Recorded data
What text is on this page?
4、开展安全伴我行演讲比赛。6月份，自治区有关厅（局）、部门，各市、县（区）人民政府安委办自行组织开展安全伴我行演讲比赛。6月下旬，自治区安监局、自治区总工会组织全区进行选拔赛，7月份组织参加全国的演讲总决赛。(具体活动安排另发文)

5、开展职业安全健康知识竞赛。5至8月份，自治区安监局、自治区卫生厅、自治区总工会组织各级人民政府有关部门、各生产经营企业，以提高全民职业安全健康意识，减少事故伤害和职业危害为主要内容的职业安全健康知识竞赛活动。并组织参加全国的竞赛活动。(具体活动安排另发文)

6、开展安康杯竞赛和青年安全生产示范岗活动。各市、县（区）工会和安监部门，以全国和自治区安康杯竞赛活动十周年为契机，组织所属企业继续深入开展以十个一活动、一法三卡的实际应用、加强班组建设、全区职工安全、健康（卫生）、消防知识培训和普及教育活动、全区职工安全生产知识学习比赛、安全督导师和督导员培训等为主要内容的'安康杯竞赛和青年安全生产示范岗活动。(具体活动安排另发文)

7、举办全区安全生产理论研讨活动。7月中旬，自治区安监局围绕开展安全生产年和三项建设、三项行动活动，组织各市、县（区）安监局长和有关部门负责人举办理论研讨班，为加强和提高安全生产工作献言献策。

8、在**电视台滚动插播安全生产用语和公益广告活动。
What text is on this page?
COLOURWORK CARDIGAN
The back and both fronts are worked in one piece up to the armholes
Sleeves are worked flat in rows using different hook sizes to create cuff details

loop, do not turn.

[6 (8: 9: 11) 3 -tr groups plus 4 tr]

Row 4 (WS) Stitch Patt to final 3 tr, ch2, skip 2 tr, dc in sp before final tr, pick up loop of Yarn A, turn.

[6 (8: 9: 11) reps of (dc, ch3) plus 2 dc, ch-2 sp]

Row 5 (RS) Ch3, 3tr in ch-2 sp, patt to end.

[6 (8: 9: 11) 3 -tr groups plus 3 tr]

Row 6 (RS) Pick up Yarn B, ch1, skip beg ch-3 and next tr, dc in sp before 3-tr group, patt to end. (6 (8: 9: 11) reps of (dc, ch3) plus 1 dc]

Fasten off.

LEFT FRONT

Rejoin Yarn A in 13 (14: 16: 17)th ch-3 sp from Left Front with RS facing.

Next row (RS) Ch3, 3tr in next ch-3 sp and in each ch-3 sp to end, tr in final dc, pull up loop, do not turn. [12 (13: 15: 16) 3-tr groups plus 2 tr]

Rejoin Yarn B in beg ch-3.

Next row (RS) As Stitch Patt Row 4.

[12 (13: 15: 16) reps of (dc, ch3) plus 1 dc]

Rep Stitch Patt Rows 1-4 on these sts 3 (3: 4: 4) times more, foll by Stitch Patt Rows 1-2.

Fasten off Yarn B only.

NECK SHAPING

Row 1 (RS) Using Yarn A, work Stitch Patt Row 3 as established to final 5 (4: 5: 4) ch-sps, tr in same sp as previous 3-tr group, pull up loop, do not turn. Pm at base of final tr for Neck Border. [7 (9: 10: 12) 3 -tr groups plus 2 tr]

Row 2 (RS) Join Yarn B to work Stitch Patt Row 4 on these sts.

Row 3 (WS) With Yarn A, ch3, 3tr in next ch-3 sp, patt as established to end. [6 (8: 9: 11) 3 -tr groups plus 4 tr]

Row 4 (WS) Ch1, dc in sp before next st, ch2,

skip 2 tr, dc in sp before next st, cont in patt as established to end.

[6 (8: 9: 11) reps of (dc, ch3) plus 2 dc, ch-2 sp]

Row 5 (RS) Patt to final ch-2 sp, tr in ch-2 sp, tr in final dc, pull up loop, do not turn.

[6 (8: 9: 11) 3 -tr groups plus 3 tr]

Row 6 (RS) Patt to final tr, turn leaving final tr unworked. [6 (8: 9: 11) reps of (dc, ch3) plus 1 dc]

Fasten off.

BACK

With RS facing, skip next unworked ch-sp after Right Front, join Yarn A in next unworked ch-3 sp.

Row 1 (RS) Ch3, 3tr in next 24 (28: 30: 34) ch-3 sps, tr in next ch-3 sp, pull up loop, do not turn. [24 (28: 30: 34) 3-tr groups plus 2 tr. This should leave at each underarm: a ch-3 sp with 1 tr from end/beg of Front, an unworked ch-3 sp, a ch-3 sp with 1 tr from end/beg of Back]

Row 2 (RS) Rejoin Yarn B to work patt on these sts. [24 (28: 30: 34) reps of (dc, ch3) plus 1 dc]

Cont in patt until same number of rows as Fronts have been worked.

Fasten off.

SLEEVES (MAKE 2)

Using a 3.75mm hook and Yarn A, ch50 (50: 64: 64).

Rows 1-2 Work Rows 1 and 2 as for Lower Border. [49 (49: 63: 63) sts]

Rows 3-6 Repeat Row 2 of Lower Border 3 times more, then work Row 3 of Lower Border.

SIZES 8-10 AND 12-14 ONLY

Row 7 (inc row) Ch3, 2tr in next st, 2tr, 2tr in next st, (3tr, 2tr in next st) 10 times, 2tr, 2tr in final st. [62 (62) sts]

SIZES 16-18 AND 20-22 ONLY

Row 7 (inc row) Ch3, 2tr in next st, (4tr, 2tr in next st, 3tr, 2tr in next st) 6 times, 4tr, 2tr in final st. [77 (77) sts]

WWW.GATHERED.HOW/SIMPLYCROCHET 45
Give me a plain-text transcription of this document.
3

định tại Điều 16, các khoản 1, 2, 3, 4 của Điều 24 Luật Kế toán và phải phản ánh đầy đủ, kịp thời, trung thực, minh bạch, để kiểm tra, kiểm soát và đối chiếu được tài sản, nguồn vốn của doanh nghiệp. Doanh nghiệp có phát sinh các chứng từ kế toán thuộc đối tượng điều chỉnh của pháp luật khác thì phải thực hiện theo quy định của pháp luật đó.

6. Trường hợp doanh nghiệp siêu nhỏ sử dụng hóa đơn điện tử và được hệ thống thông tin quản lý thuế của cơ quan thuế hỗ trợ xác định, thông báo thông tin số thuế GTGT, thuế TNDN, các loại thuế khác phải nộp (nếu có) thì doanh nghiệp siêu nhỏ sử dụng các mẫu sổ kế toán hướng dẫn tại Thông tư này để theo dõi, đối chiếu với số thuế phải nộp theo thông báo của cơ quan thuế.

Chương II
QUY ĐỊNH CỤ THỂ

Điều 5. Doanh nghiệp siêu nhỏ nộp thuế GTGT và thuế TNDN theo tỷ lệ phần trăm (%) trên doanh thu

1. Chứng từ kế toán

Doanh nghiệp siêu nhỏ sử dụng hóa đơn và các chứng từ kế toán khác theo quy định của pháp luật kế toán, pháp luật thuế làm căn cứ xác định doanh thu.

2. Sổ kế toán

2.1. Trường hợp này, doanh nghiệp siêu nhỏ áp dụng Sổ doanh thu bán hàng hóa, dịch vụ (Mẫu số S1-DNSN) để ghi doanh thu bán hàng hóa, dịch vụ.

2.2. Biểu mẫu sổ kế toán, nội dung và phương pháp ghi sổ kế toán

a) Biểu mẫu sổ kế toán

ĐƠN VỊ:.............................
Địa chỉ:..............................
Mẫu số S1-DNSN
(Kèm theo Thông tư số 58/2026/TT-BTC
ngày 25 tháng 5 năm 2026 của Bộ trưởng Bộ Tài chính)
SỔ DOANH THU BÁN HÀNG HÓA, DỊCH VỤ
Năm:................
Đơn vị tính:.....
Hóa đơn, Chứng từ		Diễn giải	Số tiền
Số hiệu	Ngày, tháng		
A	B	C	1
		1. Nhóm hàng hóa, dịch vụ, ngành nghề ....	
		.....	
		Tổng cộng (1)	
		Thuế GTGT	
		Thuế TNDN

**What you need to do:**
Each entry above is to be set down again in exactly the same words.

**Solution for this problem:**
What text is on this page?
4、开展安全伴我行演讲比赛。6月份，自治区有关厅（局）、部门，各市、县（区）人民政府安委办自行组织开展安全伴我行演讲比赛。6月下旬，自治区安监局、自治区总工会组织全区进行选拔赛，7月份组织参加全国的演讲总决赛。(具体活动安排另发文)

5、开展职业安全健康知识竞赛。5至8月份，自治区安监局、自治区卫生厅、自治区总工会组织各级人民政府有关部门、各生产经营企业，以提高全民职业安全健康意识，减少事故伤害和职业危害为主要内容的职业安全健康知识竞赛活动。并组织参加全国的竞赛活动。(具体活动安排另发文)

6、开展安康杯竞赛和青年安全生产示范岗活动。各市、县（区）工会和安监部门，以全国和自治区安康杯竞赛活动十周年为契机，组织所属企业继续深入开展以十个一活动、一法三卡的实际应用、加强班组建设、全区职工安全、健康（卫生）、消防知识培训和普及教育活动、全区职工安全生产知识学习比赛、安全督导师和督导员培训等为主要内容的'安康杯竞赛和青年安全生产示范岗活动。(具体活动安排另发文)

7、举办全区安全生产理论研讨活动。7月中旬，自治区安监局围绕开展安全生产年和三项建设、三项行动活动，组织各市、县（区）安监局长和有关部门负责人举办理论研讨班，为加强和提高安全生产工作献言献策。

8、在**电视台滚动插播安全生产用语和公益广告活动。
What text is on this page?
COLOURWORK CARDIGAN
The back and both fronts are worked in one piece up to the armholes
Sleeves are worked flat in rows using different hook sizes to create cuff details

loop, do not turn.

[6 (8: 9: 11) 3 -tr groups plus 4 tr]

Row 4 (WS) Stitch Patt to final 3 tr, ch2, skip 2 tr, dc in sp before final tr, pick up loop of Yarn A, turn.

[6 (8: 9: 11) reps of (dc, ch3) plus 2 dc, ch-2 sp]

Row 5 (RS) Ch3, 3tr in ch-2 sp, patt to end.

[6 (8: 9: 11) 3 -tr groups plus 3 tr]

Row 6 (RS) Pick up Yarn B, ch1, skip beg ch-3 and next tr, dc in sp before 3-tr group, patt to end. (6 (8: 9: 11) reps of (dc, ch3) plus 1 dc]

Fasten off.

LEFT FRONT

Rejoin Yarn A in 13 (14: 16: 17)th ch-3 sp from Left Front with RS facing.

Next row (RS) Ch3, 3tr in next ch-3 sp and in each ch-3 sp to end, tr in final dc, pull up loop, do not turn. [12 (13: 15: 16) 3-tr groups plus 2 tr]

Rejoin Yarn B in beg ch-3.

Next row (RS) As Stitch Patt Row 4.

[12 (13: 15: 16) reps of (dc, ch3) plus 1 dc]

Rep Stitch Patt Rows 1-4 on these sts 3 (3: 4: 4) times more, foll by Stitch Patt Rows 1-2.

Fasten off Yarn B only.

NECK SHAPING

Row 1 (RS) Using Yarn A, work Stitch Patt Row 3 as established to final 5 (4: 5: 4) ch-sps, tr in same sp as previous 3-tr group, pull up loop, do not turn. Pm at base of final tr for Neck Border. [7 (9: 10: 12) 3 -tr groups plus 2 tr]

Row 2 (RS) Join Yarn B to work Stitch Patt Row 4 on these sts.

Row 3 (WS) With Yarn A, ch3, 3tr in next ch-3 sp, patt as established to end. [6 (8: 9: 11) 3 -tr groups plus 4 tr]

Row 4 (WS) Ch1, dc in sp before next st, ch2,

skip 2 tr, dc in sp before next st, cont in patt as established to end.

[6 (8: 9: 11) reps of (dc, ch3) plus 2 dc, ch-2 sp]

Row 5 (RS) Patt to final ch-2 sp, tr in ch-2 sp, tr in final dc, pull up loop, do not turn.

[6 (8: 9: 11) 3 -tr groups plus 3 tr]

Row 6 (RS) Patt to final tr, turn leaving final tr unworked. [6 (8: 9: 11) reps of (dc, ch3) plus 1 dc]

Fasten off.

BACK

With RS facing, skip next unworked ch-sp after Right Front, join Yarn A in next unworked ch-3 sp.

Row 1 (RS) Ch3, 3tr in next 24 (28: 30: 34) ch-3 sps, tr in next ch-3 sp, pull up loop, do not turn. [24 (28: 30: 34) 3-tr groups plus 2 tr. This should leave at each underarm: a ch-3 sp with 1 tr from end/beg of Front, an unworked ch-3 sp, a ch-3 sp with 1 tr from end/beg of Back]

Row 2 (RS) Rejoin Yarn B to work patt on these sts. [24 (28: 30: 34) reps of (dc, ch3) plus 1 dc]

Cont in patt until same number of rows as Fronts have been worked.

Fasten off.

SLEEVES (MAKE 2)

Using a 3.75mm hook and Yarn A, ch50 (50: 64: 64).

Rows 1-2 Work Rows 1 and 2 as for Lower Border. [49 (49: 63: 63) sts]

Rows 3-6 Repeat Row 2 of Lower Border 3 times more, then work Row 3 of Lower Border.

SIZES 8-10 AND 12-14 ONLY

Row 7 (inc row) Ch3, 2tr in next st, 2tr, 2tr in next st, (3tr, 2tr in next st) 10 times, 2tr, 2tr in final st. [62 (62) sts]

SIZES 16-18 AND 20-22 ONLY

Row 7 (inc row) Ch3, 2tr in next st, (4tr, 2tr in next st, 3tr, 2tr in next st) 6 times, 4tr, 2tr in final st. [77 (77) sts]

WWW.GATHERED.HOW/SIMPLYCROCHET 45
Give me a plain-text transcription of this document.
3

định tại Điều 16, các khoản 1, 2, 3, 4 của Điều 24 Luật Kế toán và phải phản ánh đầy đủ, kịp thời, trung thực, minh bạch, để kiểm tra, kiểm soát và đối chiếu được tài sản, nguồn vốn của doanh nghiệp. Doanh nghiệp có phát sinh các chứng từ kế toán thuộc đối tượng điều chỉnh của pháp luật khác thì phải thực hiện theo quy định của pháp luật đó.

6. Trường hợp doanh nghiệp siêu nhỏ sử dụng hóa đơn điện tử và được hệ thống thông tin quản lý thuế của cơ quan thuế hỗ trợ xác định, thông báo thông tin số thuế GTGT, thuế TNDN, các loại thuế khác phải nộp (nếu có) thì doanh nghiệp siêu nhỏ sử dụng các mẫu sổ kế toán hướng dẫn tại Thông tư này để theo dõi, đối chiếu với số thuế phải nộp theo thông báo của cơ quan thuế.

Chương II
QUY ĐỊNH CỤ THỂ

Điều 5. Doanh nghiệp siêu nhỏ nộp thuế GTGT và thuế TNDN theo tỷ lệ phần trăm (%) trên doanh thu

1. Chứng từ kế toán

Doanh nghiệp siêu nhỏ sử dụng hóa đơn và các chứng từ kế toán khác theo quy định của pháp luật kế toán, pháp luật thuế làm căn cứ xác định doanh thu.

2. Sổ kế toán

2.1. Trường hợp này, doanh nghiệp siêu nhỏ áp dụng Sổ doanh thu bán hàng hóa, dịch vụ (Mẫu số S1-DNSN) để ghi doanh thu bán hàng hóa, dịch vụ.

2.2. Biểu mẫu sổ kế toán, nội dung và phương pháp ghi sổ kế toán

a) Biểu mẫu sổ kế toán

ĐƠN VỊ:.............................
Địa chỉ:..............................
Mẫu số S1-DNSN
(Kèm theo Thông tư số 58/2026/TT-BTC
ngày 25 tháng 5 năm 2026 của Bộ trưởng Bộ Tài chính)
SỔ DOANH THU BÁN HÀNG HÓA, DỊCH VỤ
Năm:................
Đơn vị tính:.....
Hóa đơn, Chứng từ		Diễn giải	Số tiền
Số hiệu	Ngày, tháng		
A	B	C	1
		1. Nhóm hàng hóa, dịch vụ, ngành nghề ....	
		.....	
		Tổng cộng (1)	
		Thuế GTGT	
		Thuế TNDN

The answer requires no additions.